• [PROBLEM TO WORK ON]: What follows is a set of entries. Give them again exactly, without the pictures.

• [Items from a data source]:
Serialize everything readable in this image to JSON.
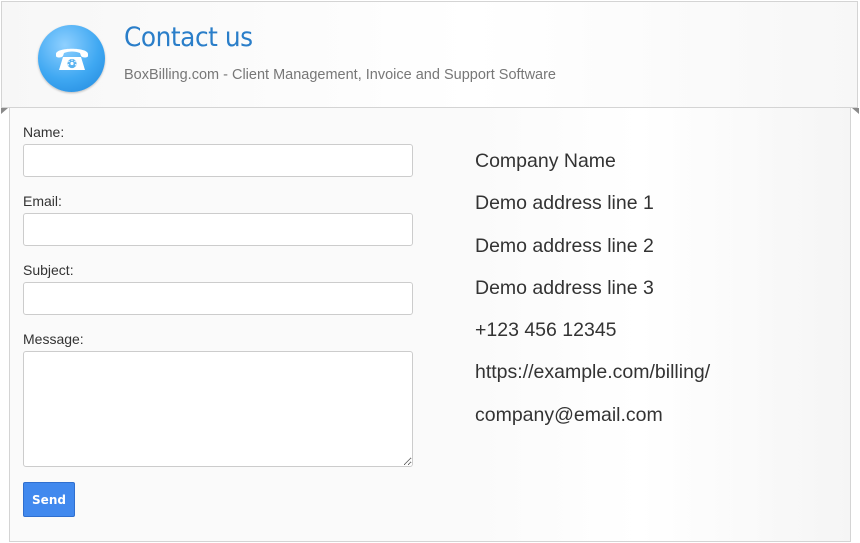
{
  "header": {
    "title": "Contact us",
    "subtitle": "BoxBilling.com - Client Management, Invoice and Support Software",
    "icon": "telephone-icon"
  },
  "form": {
    "name_label": "Name:",
    "name_value": "",
    "email_label": "Email:",
    "email_value": "",
    "subject_label": "Subject:",
    "subject_value": "",
    "message_label": "Message:",
    "message_value": "",
    "send_label": "Send"
  },
  "contact": {
    "company_name": "Company Name",
    "address_line_1": "Demo address line 1",
    "address_line_2": "Demo address line 2",
    "address_line_3": "Demo address line 3",
    "phone": "+123 456 12345",
    "website": "https://example.com/billing/",
    "email": "company@email.com"
  },
  "colors": {
    "title": "#2a7ec9",
    "button": "#4189ee",
    "icon_badge": "#3fa8f2"
  }
}
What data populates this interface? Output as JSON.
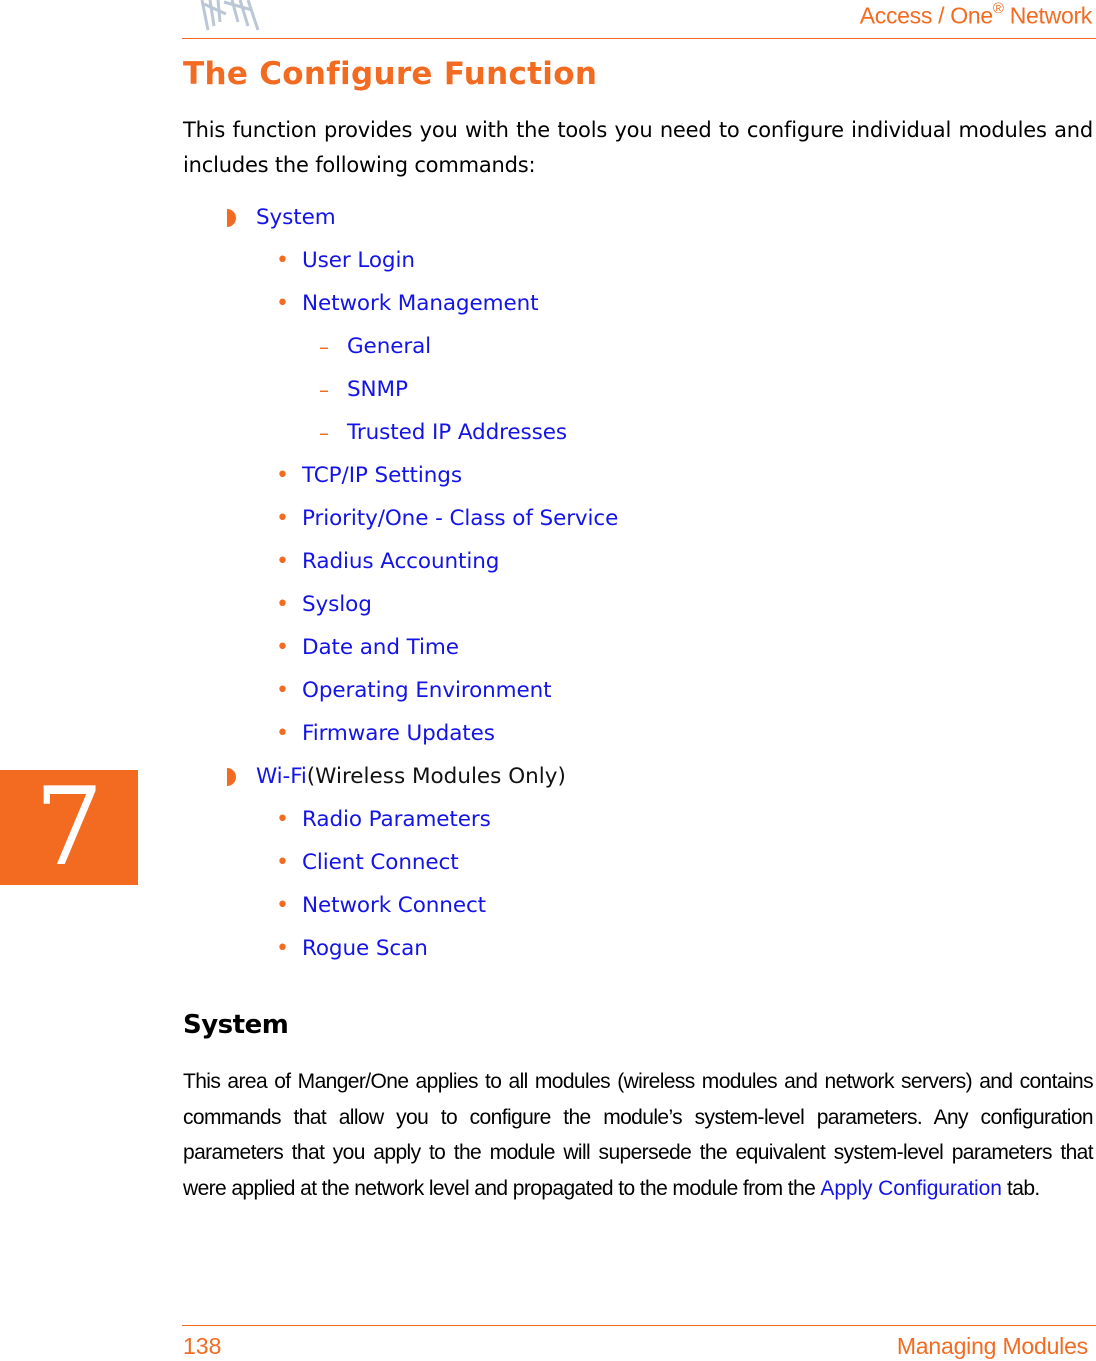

• [ANSWER IN FULL]:
Serialize everything readable in this image to JSON.
{
  "header": {
    "title": "Contact us",
    "subtitle": "BoxBilling.com - Client Management, Invoice and Support Software",
    "icon": "telephone-icon"
  },
  "form": {
    "name_label": "Name:",
    "name_value": "",
    "email_label": "Email:",
    "email_value": "",
    "subject_label": "Subject:",
    "subject_value": "",
    "message_label": "Message:",
    "message_value": "",
    "send_label": "Send"
  },
  "contact": {
    "company_name": "Company Name",
    "address_line_1": "Demo address line 1",
    "address_line_2": "Demo address line 2",
    "address_line_3": "Demo address line 3",
    "phone": "+123 456 12345",
    "website": "https://example.com/billing/",
    "email": "company@email.com"
  },
  "colors": {
    "title": "#2a7ec9",
    "button": "#4189ee",
    "icon_badge": "#3fa8f2"
  }
}
What data populates this interface? Output as JSON.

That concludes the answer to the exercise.